- [Obiettivo]:
Per favore, riscrivi le righe del materiale qui sotto sostituendo "folder-icon" con "icona-cartella" e lasciando invariato tutto il resto.

- [Materiale fornito]:

──────────

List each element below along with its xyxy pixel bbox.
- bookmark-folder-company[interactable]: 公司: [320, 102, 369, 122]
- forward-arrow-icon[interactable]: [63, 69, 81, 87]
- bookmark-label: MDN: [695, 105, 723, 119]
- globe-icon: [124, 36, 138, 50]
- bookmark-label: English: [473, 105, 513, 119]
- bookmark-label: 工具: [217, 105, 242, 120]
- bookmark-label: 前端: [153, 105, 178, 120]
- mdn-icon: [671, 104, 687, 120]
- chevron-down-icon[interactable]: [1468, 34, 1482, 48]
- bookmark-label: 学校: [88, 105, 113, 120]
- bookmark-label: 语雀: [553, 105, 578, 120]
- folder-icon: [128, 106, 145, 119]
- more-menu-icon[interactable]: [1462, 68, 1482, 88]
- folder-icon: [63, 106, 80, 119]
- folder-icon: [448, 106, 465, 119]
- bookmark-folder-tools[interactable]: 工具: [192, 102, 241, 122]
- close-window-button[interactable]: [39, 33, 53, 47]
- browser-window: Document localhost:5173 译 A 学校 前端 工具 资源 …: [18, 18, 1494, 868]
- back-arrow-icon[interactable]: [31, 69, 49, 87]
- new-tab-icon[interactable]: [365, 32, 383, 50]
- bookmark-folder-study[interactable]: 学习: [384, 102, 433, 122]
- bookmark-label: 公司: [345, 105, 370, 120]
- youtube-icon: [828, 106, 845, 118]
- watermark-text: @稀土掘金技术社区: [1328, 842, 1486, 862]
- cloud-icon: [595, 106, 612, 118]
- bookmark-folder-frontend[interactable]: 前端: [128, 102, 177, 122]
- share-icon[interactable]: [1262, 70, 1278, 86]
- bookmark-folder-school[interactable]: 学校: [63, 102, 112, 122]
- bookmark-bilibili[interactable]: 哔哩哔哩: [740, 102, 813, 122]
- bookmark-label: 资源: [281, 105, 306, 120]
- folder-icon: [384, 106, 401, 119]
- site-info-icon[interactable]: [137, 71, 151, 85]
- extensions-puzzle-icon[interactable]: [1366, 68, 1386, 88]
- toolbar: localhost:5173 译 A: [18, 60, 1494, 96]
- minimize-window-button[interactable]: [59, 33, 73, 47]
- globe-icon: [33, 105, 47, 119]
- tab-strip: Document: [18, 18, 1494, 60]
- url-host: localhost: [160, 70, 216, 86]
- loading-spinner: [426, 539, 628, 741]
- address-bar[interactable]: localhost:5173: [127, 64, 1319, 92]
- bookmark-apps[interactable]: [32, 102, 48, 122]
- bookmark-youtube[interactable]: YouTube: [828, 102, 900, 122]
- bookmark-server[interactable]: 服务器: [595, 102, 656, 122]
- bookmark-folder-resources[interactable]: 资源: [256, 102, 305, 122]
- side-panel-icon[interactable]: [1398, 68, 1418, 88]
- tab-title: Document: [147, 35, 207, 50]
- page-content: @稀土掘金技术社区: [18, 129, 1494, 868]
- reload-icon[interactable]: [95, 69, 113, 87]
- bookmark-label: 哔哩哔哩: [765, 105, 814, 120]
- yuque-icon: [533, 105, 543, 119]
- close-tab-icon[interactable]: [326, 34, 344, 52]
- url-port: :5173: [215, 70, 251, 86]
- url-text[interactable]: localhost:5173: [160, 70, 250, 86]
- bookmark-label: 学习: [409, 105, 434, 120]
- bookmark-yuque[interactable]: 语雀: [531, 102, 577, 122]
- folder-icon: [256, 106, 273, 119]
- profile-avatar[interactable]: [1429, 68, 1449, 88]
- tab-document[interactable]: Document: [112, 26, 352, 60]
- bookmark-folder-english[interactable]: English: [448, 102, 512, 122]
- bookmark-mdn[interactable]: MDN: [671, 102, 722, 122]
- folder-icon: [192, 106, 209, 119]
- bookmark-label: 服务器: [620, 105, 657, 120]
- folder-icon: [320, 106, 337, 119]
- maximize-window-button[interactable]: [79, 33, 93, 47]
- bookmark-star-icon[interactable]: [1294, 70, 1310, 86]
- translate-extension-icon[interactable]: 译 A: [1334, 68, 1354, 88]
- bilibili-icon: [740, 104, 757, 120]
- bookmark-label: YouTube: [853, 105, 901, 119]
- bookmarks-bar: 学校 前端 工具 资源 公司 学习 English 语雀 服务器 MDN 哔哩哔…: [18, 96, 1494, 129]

──────────

- [Risposta completa]:
List each element below along with its xyxy pixel bbox.
- bookmark-folder-company[interactable]: 公司: [320, 102, 369, 122]
- forward-arrow-icon[interactable]: [63, 69, 81, 87]
- bookmark-label: MDN: [695, 105, 723, 119]
- globe-icon: [124, 36, 138, 50]
- bookmark-label: English: [473, 105, 513, 119]
- bookmark-label: 工具: [217, 105, 242, 120]
- bookmark-label: 前端: [153, 105, 178, 120]
- mdn-icon: [671, 104, 687, 120]
- chevron-down-icon[interactable]: [1468, 34, 1482, 48]
- bookmark-label: 学校: [88, 105, 113, 120]
- bookmark-label: 语雀: [553, 105, 578, 120]
- icona-cartella: [128, 106, 145, 119]
- more-menu-icon[interactable]: [1462, 68, 1482, 88]
- icona-cartella: [63, 106, 80, 119]
- icona-cartella: [448, 106, 465, 119]
- bookmark-folder-tools[interactable]: 工具: [192, 102, 241, 122]
- close-window-button[interactable]: [39, 33, 53, 47]
- browser-window: Document localhost:5173 译 A 学校 前端 工具 资源 …: [18, 18, 1494, 868]
- back-arrow-icon[interactable]: [31, 69, 49, 87]
- new-tab-icon[interactable]: [365, 32, 383, 50]
- bookmark-folder-study[interactable]: 学习: [384, 102, 433, 122]
- bookmark-label: 公司: [345, 105, 370, 120]
- youtube-icon: [828, 106, 845, 118]
- watermark-text: @稀土掘金技术社区: [1328, 842, 1486, 862]
- cloud-icon: [595, 106, 612, 118]
- bookmark-folder-frontend[interactable]: 前端: [128, 102, 177, 122]
- share-icon[interactable]: [1262, 70, 1278, 86]
- bookmark-folder-school[interactable]: 学校: [63, 102, 112, 122]
- bookmark-bilibili[interactable]: 哔哩哔哩: [740, 102, 813, 122]
- bookmark-label: 资源: [281, 105, 306, 120]
- icona-cartella: [384, 106, 401, 119]
- site-info-icon[interactable]: [137, 71, 151, 85]
- extensions-puzzle-icon[interactable]: [1366, 68, 1386, 88]
- toolbar: localhost:5173 译 A: [18, 60, 1494, 96]
- minimize-window-button[interactable]: [59, 33, 73, 47]
- globe-icon: [33, 105, 47, 119]
- tab-strip: Document: [18, 18, 1494, 60]
- url-host: localhost: [160, 70, 216, 86]
- loading-spinner: [426, 539, 628, 741]
- address-bar[interactable]: localhost:5173: [127, 64, 1319, 92]
- bookmark-apps[interactable]: [32, 102, 48, 122]
- bookmark-youtube[interactable]: YouTube: [828, 102, 900, 122]
- bookmark-server[interactable]: 服务器: [595, 102, 656, 122]
- bookmark-folder-resources[interactable]: 资源: [256, 102, 305, 122]
- side-panel-icon[interactable]: [1398, 68, 1418, 88]
- tab-title: Document: [147, 35, 207, 50]
- page-content: @稀土掘金技术社区: [18, 129, 1494, 868]
- reload-icon[interactable]: [95, 69, 113, 87]
- bookmark-label: 哔哩哔哩: [765, 105, 814, 120]
- yuque-icon: [533, 105, 543, 119]
- close-tab-icon[interactable]: [326, 34, 344, 52]
- url-port: :5173: [215, 70, 251, 86]
- url-text[interactable]: localhost:5173: [160, 70, 250, 86]
- bookmark-label: 学习: [409, 105, 434, 120]
- bookmark-yuque[interactable]: 语雀: [531, 102, 577, 122]
- icona-cartella: [256, 106, 273, 119]
- profile-avatar[interactable]: [1429, 68, 1449, 88]
- tab-document[interactable]: Document: [112, 26, 352, 60]
- bookmark-folder-english[interactable]: English: [448, 102, 512, 122]
- bookmark-mdn[interactable]: MDN: [671, 102, 722, 122]
- icona-cartella: [192, 106, 209, 119]
- bookmark-label: 服务器: [620, 105, 657, 120]
- icona-cartella: [320, 106, 337, 119]
- maximize-window-button[interactable]: [79, 33, 93, 47]
- bookmark-star-icon[interactable]: [1294, 70, 1310, 86]
- translate-extension-icon[interactable]: 译 A: [1334, 68, 1354, 88]
- bilibili-icon: [740, 104, 757, 120]
- bookmark-label: YouTube: [853, 105, 901, 119]
- bookmarks-bar: 学校 前端 工具 资源 公司 学习 English 语雀 服务器 MDN 哔哩哔…: [18, 96, 1494, 129]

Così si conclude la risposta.